Description of the task: Pick out the lines below that include the string "lecturer".

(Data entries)
....................

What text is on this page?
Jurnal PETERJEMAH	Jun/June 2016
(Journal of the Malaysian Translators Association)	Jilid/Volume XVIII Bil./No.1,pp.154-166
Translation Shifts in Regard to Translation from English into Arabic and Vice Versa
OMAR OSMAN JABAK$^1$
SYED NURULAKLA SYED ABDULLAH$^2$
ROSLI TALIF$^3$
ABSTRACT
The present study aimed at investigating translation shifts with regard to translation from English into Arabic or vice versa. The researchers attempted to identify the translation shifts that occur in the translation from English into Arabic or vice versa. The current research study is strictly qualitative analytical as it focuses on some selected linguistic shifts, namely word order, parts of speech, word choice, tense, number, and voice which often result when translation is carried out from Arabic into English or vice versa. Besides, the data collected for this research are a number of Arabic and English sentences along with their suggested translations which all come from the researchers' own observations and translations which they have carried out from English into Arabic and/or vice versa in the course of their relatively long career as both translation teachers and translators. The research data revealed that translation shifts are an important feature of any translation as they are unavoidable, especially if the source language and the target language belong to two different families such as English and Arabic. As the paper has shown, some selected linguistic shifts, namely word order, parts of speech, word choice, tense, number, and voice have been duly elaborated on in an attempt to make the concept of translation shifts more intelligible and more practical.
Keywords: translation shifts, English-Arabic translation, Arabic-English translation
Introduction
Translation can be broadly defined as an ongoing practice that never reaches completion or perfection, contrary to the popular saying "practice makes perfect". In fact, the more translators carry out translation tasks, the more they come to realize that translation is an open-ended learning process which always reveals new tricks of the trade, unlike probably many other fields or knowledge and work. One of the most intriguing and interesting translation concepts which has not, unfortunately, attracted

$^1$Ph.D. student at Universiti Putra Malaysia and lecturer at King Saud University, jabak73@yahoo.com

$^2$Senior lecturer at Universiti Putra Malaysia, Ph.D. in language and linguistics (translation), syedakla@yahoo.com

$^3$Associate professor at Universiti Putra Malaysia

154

....................

Task solution:
$^1$Ph.D. student at Universiti Putra Malaysia and lecturer at King Saud University, jabak73@yahoo.com
$^2$Senior lecturer at Universiti Putra Malaysia, Ph.D. in language and linguistics (translation), syedakla@yahoo.com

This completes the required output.